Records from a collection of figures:
--

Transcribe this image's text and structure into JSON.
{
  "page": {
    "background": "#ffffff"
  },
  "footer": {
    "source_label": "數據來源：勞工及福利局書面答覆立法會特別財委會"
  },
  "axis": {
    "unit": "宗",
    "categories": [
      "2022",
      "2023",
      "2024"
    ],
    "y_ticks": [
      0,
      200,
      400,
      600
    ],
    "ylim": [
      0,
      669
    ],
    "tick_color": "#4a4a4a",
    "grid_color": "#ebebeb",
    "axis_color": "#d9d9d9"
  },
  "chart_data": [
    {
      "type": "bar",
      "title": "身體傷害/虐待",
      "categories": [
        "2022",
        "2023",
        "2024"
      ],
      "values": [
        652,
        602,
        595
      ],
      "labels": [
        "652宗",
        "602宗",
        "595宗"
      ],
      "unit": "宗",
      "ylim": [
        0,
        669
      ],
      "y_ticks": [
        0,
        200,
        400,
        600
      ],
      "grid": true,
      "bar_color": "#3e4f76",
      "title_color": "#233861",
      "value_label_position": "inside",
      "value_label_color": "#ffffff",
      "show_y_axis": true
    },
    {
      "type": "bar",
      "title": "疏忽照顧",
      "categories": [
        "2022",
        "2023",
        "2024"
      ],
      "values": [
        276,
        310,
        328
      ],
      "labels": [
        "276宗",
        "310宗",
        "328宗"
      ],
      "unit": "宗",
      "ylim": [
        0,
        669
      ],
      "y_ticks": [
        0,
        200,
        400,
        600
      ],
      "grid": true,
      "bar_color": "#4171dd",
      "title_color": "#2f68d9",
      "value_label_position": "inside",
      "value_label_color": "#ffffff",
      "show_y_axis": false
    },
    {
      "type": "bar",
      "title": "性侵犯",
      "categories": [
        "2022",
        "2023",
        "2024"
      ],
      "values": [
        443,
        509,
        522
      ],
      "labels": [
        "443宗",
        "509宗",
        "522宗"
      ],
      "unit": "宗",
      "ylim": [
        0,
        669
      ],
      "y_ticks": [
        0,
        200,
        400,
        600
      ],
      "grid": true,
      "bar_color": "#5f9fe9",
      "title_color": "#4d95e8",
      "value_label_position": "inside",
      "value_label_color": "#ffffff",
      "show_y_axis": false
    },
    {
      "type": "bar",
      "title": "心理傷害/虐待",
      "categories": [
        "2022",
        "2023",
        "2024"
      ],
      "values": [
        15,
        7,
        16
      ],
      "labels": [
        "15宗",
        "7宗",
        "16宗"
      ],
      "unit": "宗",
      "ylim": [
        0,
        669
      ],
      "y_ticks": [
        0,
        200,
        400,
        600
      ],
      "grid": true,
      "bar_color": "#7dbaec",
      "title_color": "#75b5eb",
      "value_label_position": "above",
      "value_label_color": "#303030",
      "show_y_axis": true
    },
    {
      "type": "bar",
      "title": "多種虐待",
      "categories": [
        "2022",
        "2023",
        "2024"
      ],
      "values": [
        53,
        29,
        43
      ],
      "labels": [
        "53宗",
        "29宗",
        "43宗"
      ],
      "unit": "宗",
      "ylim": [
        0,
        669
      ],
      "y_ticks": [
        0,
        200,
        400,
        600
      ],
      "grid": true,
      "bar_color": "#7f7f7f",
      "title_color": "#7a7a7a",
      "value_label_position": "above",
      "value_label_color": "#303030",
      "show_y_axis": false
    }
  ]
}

--

▶ **GIVEN TASK**
Print out the whole listing exactly as it appears.

▶ **RESULT OF THE TASK**
Transcribe this image's text and structure into JSON.
{
  "page": {
    "background": "#ffffff"
  },
  "footer": {
    "source_label": "數據來源：勞工及福利局書面答覆立法會特別財委會"
  },
  "axis": {
    "unit": "宗",
    "categories": [
      "2022",
      "2023",
      "2024"
    ],
    "y_ticks": [
      0,
      200,
      400,
      600
    ],
    "ylim": [
      0,
      669
    ],
    "tick_color": "#4a4a4a",
    "grid_color": "#ebebeb",
    "axis_color": "#d9d9d9"
  },
  "chart_data": [
    {
      "type": "bar",
      "title": "身體傷害/虐待",
      "categories": [
        "2022",
        "2023",
        "2024"
      ],
      "values": [
        652,
        602,
        595
      ],
      "labels": [
        "652宗",
        "602宗",
        "595宗"
      ],
      "unit": "宗",
      "ylim": [
        0,
        669
      ],
      "y_ticks": [
        0,
        200,
        400,
        600
      ],
      "grid": true,
      "bar_color": "#3e4f76",
      "title_color": "#233861",
      "value_label_position": "inside",
      "value_label_color": "#ffffff",
      "show_y_axis": true
    },
    {
      "type": "bar",
      "title": "疏忽照顧",
      "categories": [
        "2022",
        "2023",
        "2024"
      ],
      "values": [
        276,
        310,
        328
      ],
      "labels": [
        "276宗",
        "310宗",
        "328宗"
      ],
      "unit": "宗",
      "ylim": [
        0,
        669
      ],
      "y_ticks": [
        0,
        200,
        400,
        600
      ],
      "grid": true,
      "bar_color": "#4171dd",
      "title_color": "#2f68d9",
      "value_label_position": "inside",
      "value_label_color": "#ffffff",
      "show_y_axis": false
    },
    {
      "type": "bar",
      "title": "性侵犯",
      "categories": [
        "2022",
        "2023",
        "2024"
      ],
      "values": [
        443,
        509,
        522
      ],
      "labels": [
        "443宗",
        "509宗",
        "522宗"
      ],
      "unit": "宗",
      "ylim": [
        0,
        669
      ],
      "y_ticks": [
        0,
        200,
        400,
        600
      ],
      "grid": true,
      "bar_color": "#5f9fe9",
      "title_color": "#4d95e8",
      "value_label_position": "inside",
      "value_label_color": "#ffffff",
      "show_y_axis": false
    },
    {
      "type": "bar",
      "title": "心理傷害/虐待",
      "categories": [
        "2022",
        "2023",
        "2024"
      ],
      "values": [
        15,
        7,
        16
      ],
      "labels": [
        "15宗",
        "7宗",
        "16宗"
      ],
      "unit": "宗",
      "ylim": [
        0,
        669
      ],
      "y_ticks": [
        0,
        200,
        400,
        600
      ],
      "grid": true,
      "bar_color": "#7dbaec",
      "title_color": "#75b5eb",
      "value_label_position": "above",
      "value_label_color": "#303030",
      "show_y_axis": true
    },
    {
      "type": "bar",
      "title": "多種虐待",
      "categories": [
        "2022",
        "2023",
        "2024"
      ],
      "values": [
        53,
        29,
        43
      ],
      "labels": [
        "53宗",
        "29宗",
        "43宗"
      ],
      "unit": "宗",
      "ylim": [
        0,
        669
      ],
      "y_ticks": [
        0,
        200,
        400,
        600
      ],
      "grid": true,
      "bar_color": "#7f7f7f",
      "title_color": "#7a7a7a",
      "value_label_position": "above",
      "value_label_color": "#303030",
      "show_y_axis": false
    }
  ]
}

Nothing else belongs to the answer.